Recorded information
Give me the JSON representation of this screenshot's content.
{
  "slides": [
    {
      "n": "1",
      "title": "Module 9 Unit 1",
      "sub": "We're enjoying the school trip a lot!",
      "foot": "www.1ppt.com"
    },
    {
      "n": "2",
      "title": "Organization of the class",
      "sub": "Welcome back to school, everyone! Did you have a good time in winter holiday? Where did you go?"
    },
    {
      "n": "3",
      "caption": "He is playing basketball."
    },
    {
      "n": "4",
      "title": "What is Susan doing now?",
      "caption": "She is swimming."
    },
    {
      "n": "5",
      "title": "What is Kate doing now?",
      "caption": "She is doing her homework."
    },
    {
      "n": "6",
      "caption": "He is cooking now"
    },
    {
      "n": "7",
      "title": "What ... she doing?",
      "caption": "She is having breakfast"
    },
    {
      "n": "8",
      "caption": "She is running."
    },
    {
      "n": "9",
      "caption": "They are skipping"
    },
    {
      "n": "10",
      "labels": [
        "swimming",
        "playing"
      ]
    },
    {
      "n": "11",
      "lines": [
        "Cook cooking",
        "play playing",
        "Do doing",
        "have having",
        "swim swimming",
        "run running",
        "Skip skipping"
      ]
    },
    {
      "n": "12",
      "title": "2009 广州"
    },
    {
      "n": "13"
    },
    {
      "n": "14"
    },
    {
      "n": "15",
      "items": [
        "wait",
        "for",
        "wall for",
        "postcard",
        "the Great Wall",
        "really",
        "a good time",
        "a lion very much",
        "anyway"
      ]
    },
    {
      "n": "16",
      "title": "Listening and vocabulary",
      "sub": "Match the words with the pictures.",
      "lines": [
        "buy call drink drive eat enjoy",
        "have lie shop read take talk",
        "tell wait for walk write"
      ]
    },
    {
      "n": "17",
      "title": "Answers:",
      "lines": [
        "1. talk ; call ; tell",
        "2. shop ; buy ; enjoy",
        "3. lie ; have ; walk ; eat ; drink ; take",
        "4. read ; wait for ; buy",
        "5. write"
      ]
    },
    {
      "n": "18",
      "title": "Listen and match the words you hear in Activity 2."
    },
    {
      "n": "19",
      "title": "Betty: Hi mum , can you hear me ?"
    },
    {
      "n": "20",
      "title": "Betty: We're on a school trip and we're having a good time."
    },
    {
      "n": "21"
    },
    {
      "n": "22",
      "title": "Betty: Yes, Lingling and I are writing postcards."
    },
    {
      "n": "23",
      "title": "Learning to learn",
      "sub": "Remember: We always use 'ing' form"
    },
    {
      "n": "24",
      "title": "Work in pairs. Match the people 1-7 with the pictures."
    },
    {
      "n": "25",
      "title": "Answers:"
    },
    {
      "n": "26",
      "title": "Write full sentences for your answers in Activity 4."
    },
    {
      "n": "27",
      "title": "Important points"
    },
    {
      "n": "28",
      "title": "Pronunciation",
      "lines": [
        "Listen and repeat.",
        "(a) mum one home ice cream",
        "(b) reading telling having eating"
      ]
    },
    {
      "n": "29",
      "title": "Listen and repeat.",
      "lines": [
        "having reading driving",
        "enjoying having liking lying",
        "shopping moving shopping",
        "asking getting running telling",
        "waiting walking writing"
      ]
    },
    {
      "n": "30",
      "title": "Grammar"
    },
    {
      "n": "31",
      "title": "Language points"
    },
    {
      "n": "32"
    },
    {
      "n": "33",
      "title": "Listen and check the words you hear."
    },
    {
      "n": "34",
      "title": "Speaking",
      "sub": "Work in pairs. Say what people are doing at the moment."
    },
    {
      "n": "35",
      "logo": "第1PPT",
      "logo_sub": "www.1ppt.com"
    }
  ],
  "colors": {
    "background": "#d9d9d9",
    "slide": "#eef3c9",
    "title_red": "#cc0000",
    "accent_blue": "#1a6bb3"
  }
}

Directive
Write all of the records out again exactly.

In response
Give me the JSON representation of this screenshot's content.
{
  "slides": [
    {
      "n": "1",
      "title": "Module 9 Unit 1",
      "sub": "We're enjoying the school trip a lot!",
      "foot": "www.1ppt.com"
    },
    {
      "n": "2",
      "title": "Organization of the class",
      "sub": "Welcome back to school, everyone! Did you have a good time in winter holiday? Where did you go?"
    },
    {
      "n": "3",
      "caption": "He is playing basketball."
    },
    {
      "n": "4",
      "title": "What is Susan doing now?",
      "caption": "She is swimming."
    },
    {
      "n": "5",
      "title": "What is Kate doing now?",
      "caption": "She is doing her homework."
    },
    {
      "n": "6",
      "caption": "He is cooking now"
    },
    {
      "n": "7",
      "title": "What ... she doing?",
      "caption": "She is having breakfast"
    },
    {
      "n": "8",
      "caption": "She is running."
    },
    {
      "n": "9",
      "caption": "They are skipping"
    },
    {
      "n": "10",
      "labels": [
        "swimming",
        "playing"
      ]
    },
    {
      "n": "11",
      "lines": [
        "Cook cooking",
        "play playing",
        "Do doing",
        "have having",
        "swim swimming",
        "run running",
        "Skip skipping"
      ]
    },
    {
      "n": "12",
      "title": "2009 广州"
    },
    {
      "n": "13"
    },
    {
      "n": "14"
    },
    {
      "n": "15",
      "items": [
        "wait",
        "for",
        "wall for",
        "postcard",
        "the Great Wall",
        "really",
        "a good time",
        "a lion very much",
        "anyway"
      ]
    },
    {
      "n": "16",
      "title": "Listening and vocabulary",
      "sub": "Match the words with the pictures.",
      "lines": [
        "buy call drink drive eat enjoy",
        "have lie shop read take talk",
        "tell wait for walk write"
      ]
    },
    {
      "n": "17",
      "title": "Answers:",
      "lines": [
        "1. talk ; call ; tell",
        "2. shop ; buy ; enjoy",
        "3. lie ; have ; walk ; eat ; drink ; take",
        "4. read ; wait for ; buy",
        "5. write"
      ]
    },
    {
      "n": "18",
      "title": "Listen and match the words you hear in Activity 2."
    },
    {
      "n": "19",
      "title": "Betty: Hi mum , can you hear me ?"
    },
    {
      "n": "20",
      "title": "Betty: We're on a school trip and we're having a good time."
    },
    {
      "n": "21"
    },
    {
      "n": "22",
      "title": "Betty: Yes, Lingling and I are writing postcards."
    },
    {
      "n": "23",
      "title": "Learning to learn",
      "sub": "Remember: We always use 'ing' form"
    },
    {
      "n": "24",
      "title": "Work in pairs. Match the people 1-7 with the pictures."
    },
    {
      "n": "25",
      "title": "Answers:"
    },
    {
      "n": "26",
      "title": "Write full sentences for your answers in Activity 4."
    },
    {
      "n": "27",
      "title": "Important points"
    },
    {
      "n": "28",
      "title": "Pronunciation",
      "lines": [
        "Listen and repeat.",
        "(a) mum one home ice cream",
        "(b) reading telling having eating"
      ]
    },
    {
      "n": "29",
      "title": "Listen and repeat.",
      "lines": [
        "having reading driving",
        "enjoying having liking lying",
        "shopping moving shopping",
        "asking getting running telling",
        "waiting walking writing"
      ]
    },
    {
      "n": "30",
      "title": "Grammar"
    },
    {
      "n": "31",
      "title": "Language points"
    },
    {
      "n": "32"
    },
    {
      "n": "33",
      "title": "Listen and check the words you hear."
    },
    {
      "n": "34",
      "title": "Speaking",
      "sub": "Work in pairs. Say what people are doing at the moment."
    },
    {
      "n": "35",
      "logo": "第1PPT",
      "logo_sub": "www.1ppt.com"
    }
  ],
  "colors": {
    "background": "#d9d9d9",
    "slide": "#eef3c9",
    "title_red": "#cc0000",
    "accent_blue": "#1a6bb3"
  }
}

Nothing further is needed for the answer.